Your objective: Locate each line with the string "تاریخ" in the listing below and copy it.

Data lines:
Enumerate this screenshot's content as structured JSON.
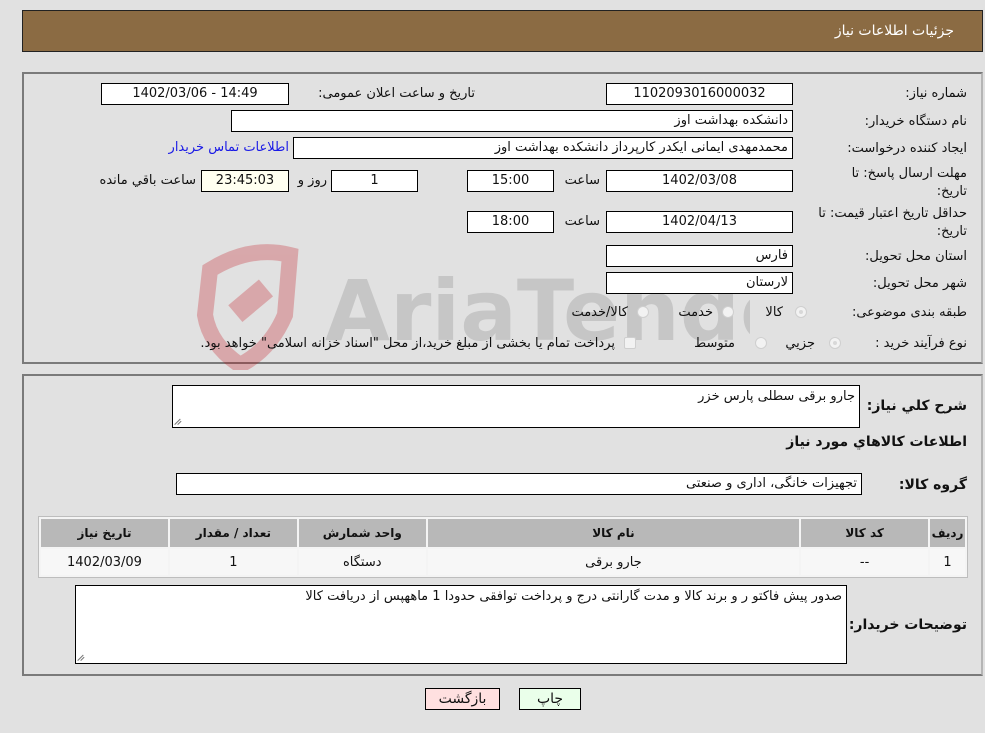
{
  "header": {
    "title": "جزئیات اطلاعات نیاز"
  },
  "form": {
    "need_number": {
      "label": "شماره نیاز:",
      "value": "1102093016000032"
    },
    "announce_datetime": {
      "label": "تاریخ و ساعت اعلان عمومی:",
      "value": "1402/03/06 - 14:49"
    },
    "buyer_org": {
      "label": "نام دستگاه خریدار:",
      "value": "دانشکده بهداشت اوز"
    },
    "requester": {
      "label": "ایجاد کننده درخواست:",
      "value": "محمدمهدی ایمانی ایکدر کارپرداز دانشکده بهداشت اوز",
      "contact_link": "اطلاعات تماس خریدار"
    },
    "response_deadline": {
      "label_line1": "مهلت ارسال پاسخ: تا",
      "label_line2": "تاریخ:",
      "date": "1402/03/08",
      "time_label": "ساعت",
      "time": "15:00",
      "days": "1",
      "days_label": "روز و",
      "remaining": "23:45:03",
      "remaining_label": "ساعت باقي مانده"
    },
    "price_validity": {
      "label_line1": "حداقل تاریخ اعتبار قیمت: تا",
      "label_line2": "تاریخ:",
      "date": "1402/04/13",
      "time_label": "ساعت",
      "time": "18:00"
    },
    "delivery_province": {
      "label": "استان محل تحویل:",
      "value": "فارس"
    },
    "delivery_city": {
      "label": "شهر محل تحویل:",
      "value": "لارستان"
    },
    "category": {
      "label": "طبقه بندی موضوعی:",
      "options": [
        "کالا",
        "خدمت",
        "کالا/خدمت"
      ],
      "selected": "کالا"
    },
    "purchase_type": {
      "label": "نوع فرآیند خرید :",
      "options": [
        "جزيي",
        "متوسط"
      ],
      "selected": "جزيي",
      "treasury_note": "پرداخت تمام یا بخشی از مبلغ خرید،از محل \"اسناد خزانه اسلامی\" خواهد بود."
    }
  },
  "details": {
    "description": {
      "label": "شرح کلي نياز:",
      "value": "جارو برقی سطلی پارس خزر"
    },
    "items_heading": "اطلاعات کالاهاي مورد نياز",
    "goods_group": {
      "label": "گروه کالا:",
      "value": "تجهیزات خانگی، اداری و صنعتی"
    },
    "table": {
      "headers": [
        "ردیف",
        "کد کالا",
        "نام کالا",
        "واحد شمارش",
        "تعداد / مقدار",
        "تاریخ نیاز"
      ],
      "rows": [
        [
          "1",
          "--",
          "جارو برقی",
          "دستگاه",
          "1",
          "1402/03/09"
        ]
      ]
    },
    "buyer_notes": {
      "label": "توضیحات خریدار:",
      "value": "صدور پیش فاکتو ر و برند کالا و مدت گارانتی درج و پرداخت توافقی حدودا 1 ماههپس از دریافت کالا"
    }
  },
  "buttons": {
    "print": "چاپ",
    "back": "بازگشت"
  },
  "watermark": {
    "text": "AriaTender.neT"
  },
  "colors": {
    "header_bg": "#8b6b43",
    "print_bg": "#eaffea",
    "back_bg": "#ffe0e0",
    "link": "#1a1ae6"
  }
}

Complete output:
      "label": "تاریخ و ساعت اعلان عمومی:",
      "label_line2": "تاریخ:",
      "label_line1": "حداقل تاریخ اعتبار قیمت: تا",
      "label_line2": "تاریخ:",
        "تاریخ نیاز"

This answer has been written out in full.